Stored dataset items
|---|

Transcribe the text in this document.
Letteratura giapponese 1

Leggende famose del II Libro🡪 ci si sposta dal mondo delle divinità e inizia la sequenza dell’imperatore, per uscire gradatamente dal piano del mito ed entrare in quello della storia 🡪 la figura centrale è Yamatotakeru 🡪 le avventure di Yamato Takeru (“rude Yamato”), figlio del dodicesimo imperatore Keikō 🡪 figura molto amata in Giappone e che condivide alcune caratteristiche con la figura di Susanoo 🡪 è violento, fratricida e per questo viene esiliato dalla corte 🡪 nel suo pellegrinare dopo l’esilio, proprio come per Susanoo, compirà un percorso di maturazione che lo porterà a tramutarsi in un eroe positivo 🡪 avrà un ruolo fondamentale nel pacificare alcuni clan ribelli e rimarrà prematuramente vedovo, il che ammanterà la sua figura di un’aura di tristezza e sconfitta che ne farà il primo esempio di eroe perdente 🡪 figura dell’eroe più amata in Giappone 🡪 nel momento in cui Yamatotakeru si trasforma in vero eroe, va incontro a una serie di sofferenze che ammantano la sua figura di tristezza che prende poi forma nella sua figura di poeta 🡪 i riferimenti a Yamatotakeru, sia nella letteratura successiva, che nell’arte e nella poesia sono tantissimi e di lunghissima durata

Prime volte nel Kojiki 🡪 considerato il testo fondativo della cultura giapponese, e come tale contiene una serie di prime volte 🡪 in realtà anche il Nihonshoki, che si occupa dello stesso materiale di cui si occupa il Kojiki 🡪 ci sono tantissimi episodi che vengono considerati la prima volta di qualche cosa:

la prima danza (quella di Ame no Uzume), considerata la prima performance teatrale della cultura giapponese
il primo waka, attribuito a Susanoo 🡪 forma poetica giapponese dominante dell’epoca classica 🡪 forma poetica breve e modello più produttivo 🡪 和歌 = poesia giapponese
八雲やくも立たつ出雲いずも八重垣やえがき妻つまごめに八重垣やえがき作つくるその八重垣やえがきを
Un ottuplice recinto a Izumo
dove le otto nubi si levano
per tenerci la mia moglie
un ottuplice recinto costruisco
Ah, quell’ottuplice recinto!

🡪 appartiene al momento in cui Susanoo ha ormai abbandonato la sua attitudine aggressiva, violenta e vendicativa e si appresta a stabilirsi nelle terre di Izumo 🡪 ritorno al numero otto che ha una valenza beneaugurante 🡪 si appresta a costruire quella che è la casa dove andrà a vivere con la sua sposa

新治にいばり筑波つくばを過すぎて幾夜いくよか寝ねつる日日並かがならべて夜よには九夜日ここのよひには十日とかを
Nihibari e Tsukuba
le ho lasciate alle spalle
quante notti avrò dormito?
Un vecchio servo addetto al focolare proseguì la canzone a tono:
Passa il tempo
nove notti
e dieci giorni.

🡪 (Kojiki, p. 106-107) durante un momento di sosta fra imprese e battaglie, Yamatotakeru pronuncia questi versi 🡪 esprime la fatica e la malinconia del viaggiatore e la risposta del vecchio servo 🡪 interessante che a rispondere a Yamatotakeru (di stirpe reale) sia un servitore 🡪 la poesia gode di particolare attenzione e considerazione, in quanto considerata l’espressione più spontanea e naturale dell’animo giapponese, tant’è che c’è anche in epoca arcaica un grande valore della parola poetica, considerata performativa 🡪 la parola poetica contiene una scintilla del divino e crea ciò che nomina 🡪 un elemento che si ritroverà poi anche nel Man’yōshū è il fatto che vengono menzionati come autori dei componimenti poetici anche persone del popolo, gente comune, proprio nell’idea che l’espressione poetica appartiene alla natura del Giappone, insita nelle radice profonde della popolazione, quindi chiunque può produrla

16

|---|

- Task
Search the entries for the word "servo" and copy every line that has it.

- Output for this exercise
Un vecchio servo addetto al focolare proseguì la canzone a tono:
🡪 (Kojiki, p. 106-107) durante un momento di sosta fra imprese e battaglie, Yamatotakeru pronuncia questi versi 🡪 esprime la fatica e la malinconia del viaggiatore e la risposta del vecchio servo 🡪 interessante che a rispondere a Yamatotakeru (di stirpe reale) sia un servitore 🡪 la poesia gode di particolare attenzione e considerazione, in quanto considerata l’espressione più spontanea e naturale dell’animo giapponese, tant’è che c’è anche in epoca arcaica un grande valore della parola poetica, considerata performativa 🡪 la parola poetica contiene una scintilla del divino e crea ciò che nomina 🡪 un elemento che si ritroverà poi anche nel Man’yōshū è il fatto che vengono menzionati come autori dei componimenti poetici anche persone del popolo, gente comune, proprio nell’idea che l’espressione poetica appartiene alla natura del Giappone, insita nelle radice profonde della popolazione, quindi chiunque può produrla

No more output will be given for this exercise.